* [Exercise directions]
Word for word, quote all of the material, omitting the pictures.

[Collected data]

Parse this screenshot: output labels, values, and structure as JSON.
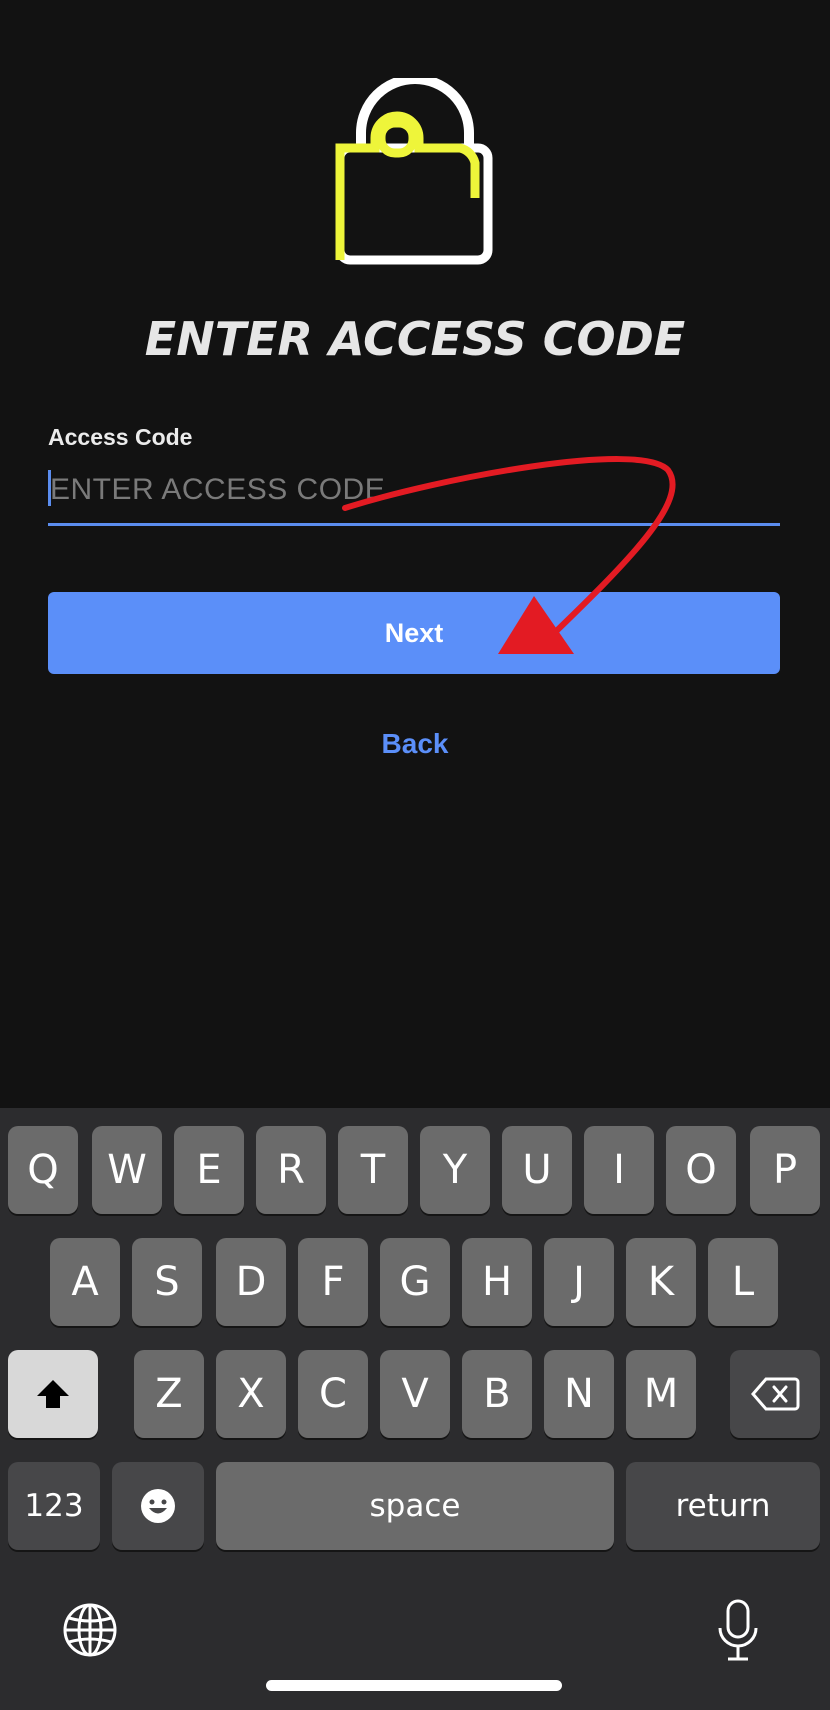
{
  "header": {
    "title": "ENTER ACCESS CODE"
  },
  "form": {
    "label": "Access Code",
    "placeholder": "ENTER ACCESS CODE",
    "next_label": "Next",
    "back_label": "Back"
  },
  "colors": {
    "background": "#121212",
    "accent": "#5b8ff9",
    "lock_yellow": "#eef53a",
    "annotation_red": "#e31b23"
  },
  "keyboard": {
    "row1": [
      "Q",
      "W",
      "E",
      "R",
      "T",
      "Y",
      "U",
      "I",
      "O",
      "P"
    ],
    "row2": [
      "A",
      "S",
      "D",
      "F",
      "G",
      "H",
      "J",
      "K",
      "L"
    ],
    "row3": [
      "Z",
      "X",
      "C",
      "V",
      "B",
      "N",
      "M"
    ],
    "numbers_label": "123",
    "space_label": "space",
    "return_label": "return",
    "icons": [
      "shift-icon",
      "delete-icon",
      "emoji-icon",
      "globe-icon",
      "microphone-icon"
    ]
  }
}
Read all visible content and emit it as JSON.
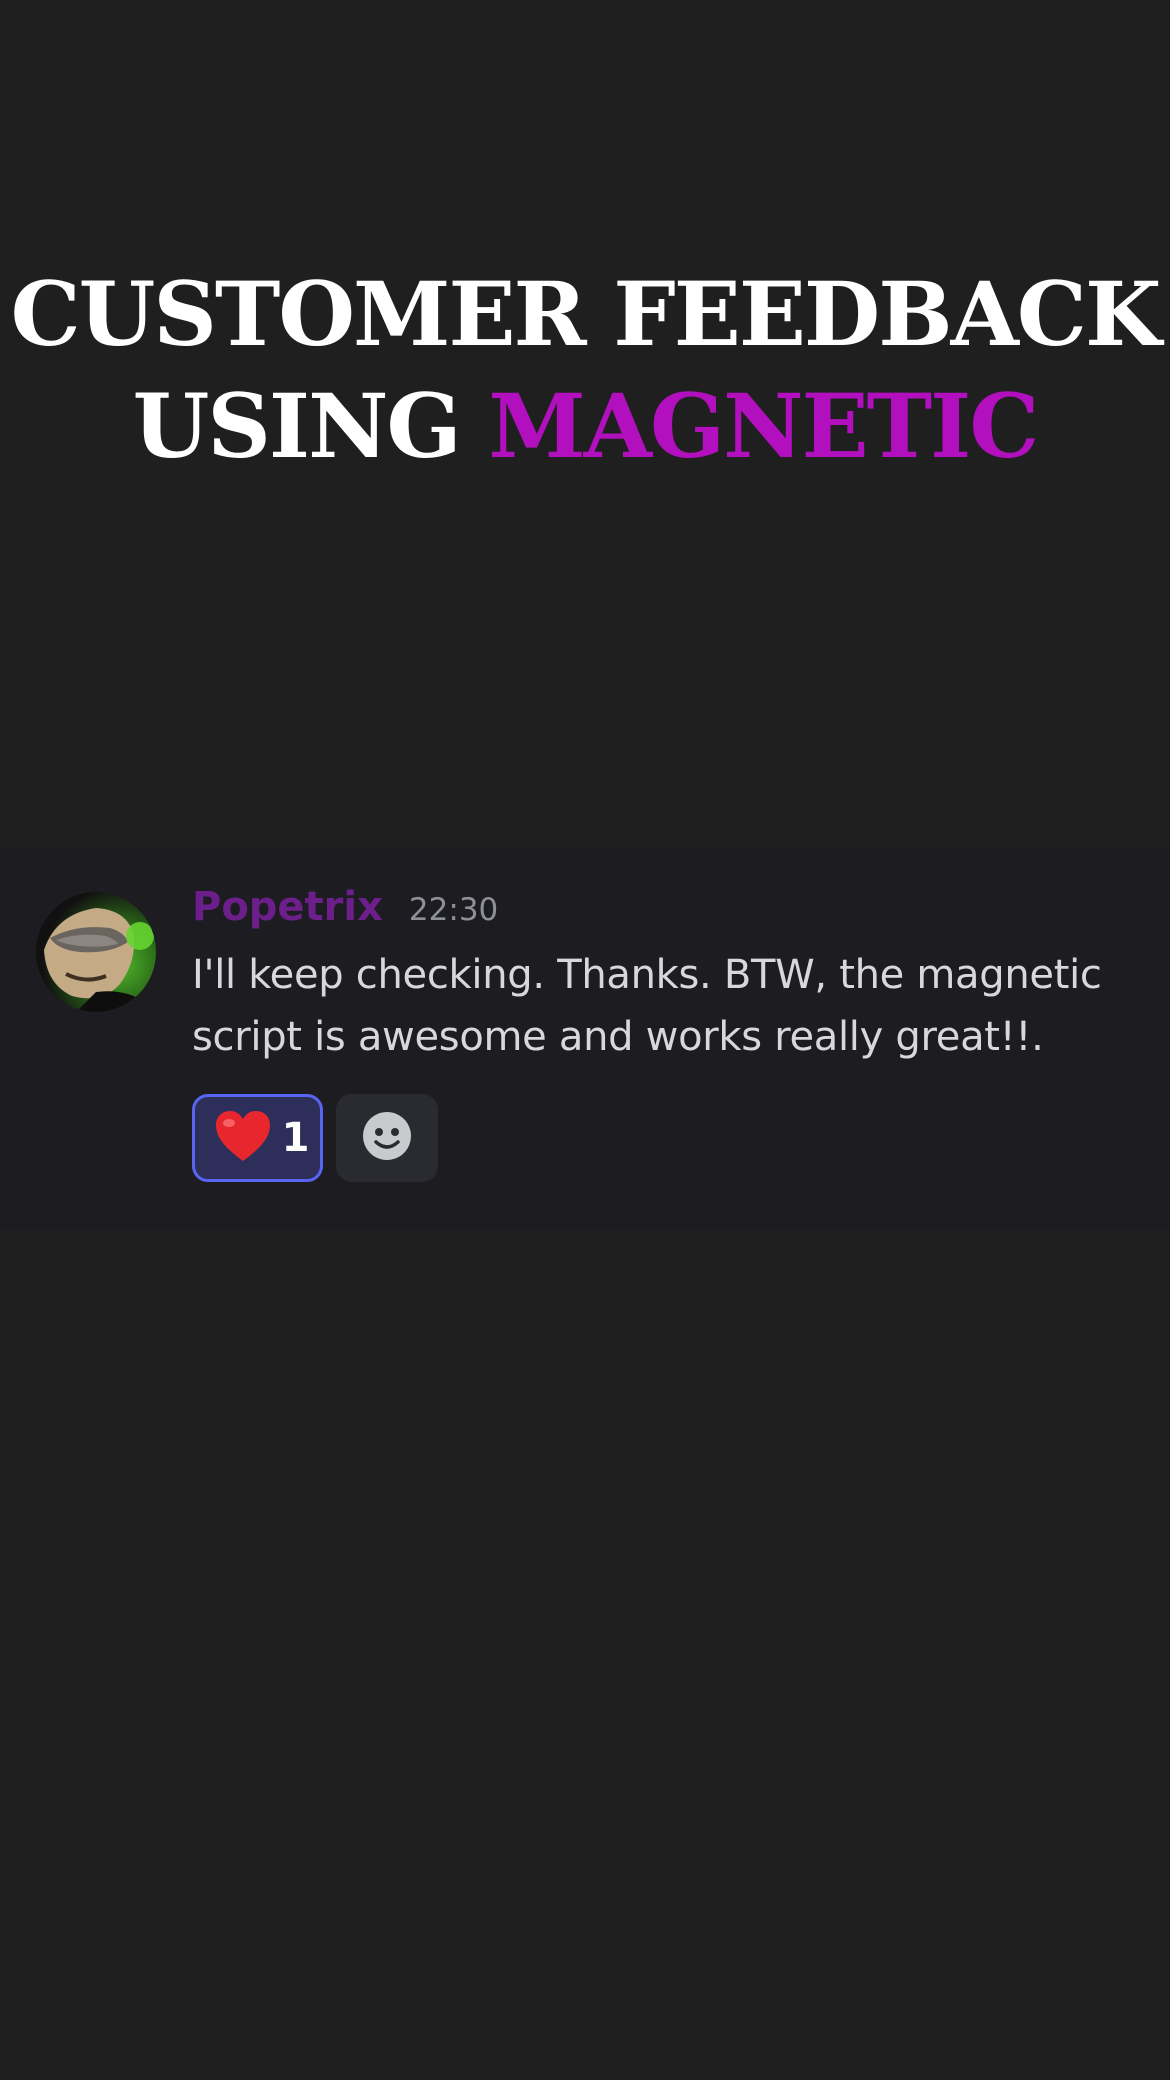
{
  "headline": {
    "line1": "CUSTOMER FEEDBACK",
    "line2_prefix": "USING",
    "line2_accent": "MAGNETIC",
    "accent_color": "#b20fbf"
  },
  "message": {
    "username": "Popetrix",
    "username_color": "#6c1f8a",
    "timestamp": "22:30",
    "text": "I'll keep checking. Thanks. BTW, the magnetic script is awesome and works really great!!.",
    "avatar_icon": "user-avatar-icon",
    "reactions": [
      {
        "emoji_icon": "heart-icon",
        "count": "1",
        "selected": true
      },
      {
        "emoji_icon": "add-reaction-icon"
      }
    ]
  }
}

* [Completed task]
Parse this screenshot: output labels, values, and structure as JSON.
{
  "header": {
    "title": "ENTER ACCESS CODE"
  },
  "form": {
    "label": "Access Code",
    "placeholder": "ENTER ACCESS CODE",
    "next_label": "Next",
    "back_label": "Back"
  },
  "colors": {
    "background": "#121212",
    "accent": "#5b8ff9",
    "lock_yellow": "#eef53a",
    "annotation_red": "#e31b23"
  },
  "keyboard": {
    "row1": [
      "Q",
      "W",
      "E",
      "R",
      "T",
      "Y",
      "U",
      "I",
      "O",
      "P"
    ],
    "row2": [
      "A",
      "S",
      "D",
      "F",
      "G",
      "H",
      "J",
      "K",
      "L"
    ],
    "row3": [
      "Z",
      "X",
      "C",
      "V",
      "B",
      "N",
      "M"
    ],
    "numbers_label": "123",
    "space_label": "space",
    "return_label": "return",
    "icons": [
      "shift-icon",
      "delete-icon",
      "emoji-icon",
      "globe-icon",
      "microphone-icon"
    ]
  }
}
Read all visible content and emit it as JSON.
{
  "headline": {
    "line1": "CUSTOMER FEEDBACK",
    "line2_prefix": "USING",
    "line2_accent": "MAGNETIC",
    "accent_color": "#b20fbf"
  },
  "message": {
    "username": "Popetrix",
    "username_color": "#6c1f8a",
    "timestamp": "22:30",
    "text": "I'll keep checking. Thanks. BTW, the magnetic script is awesome and works really great!!.",
    "avatar_icon": "user-avatar-icon",
    "reactions": [
      {
        "emoji_icon": "heart-icon",
        "count": "1",
        "selected": true
      },
      {
        "emoji_icon": "add-reaction-icon"
      }
    ]
  }
}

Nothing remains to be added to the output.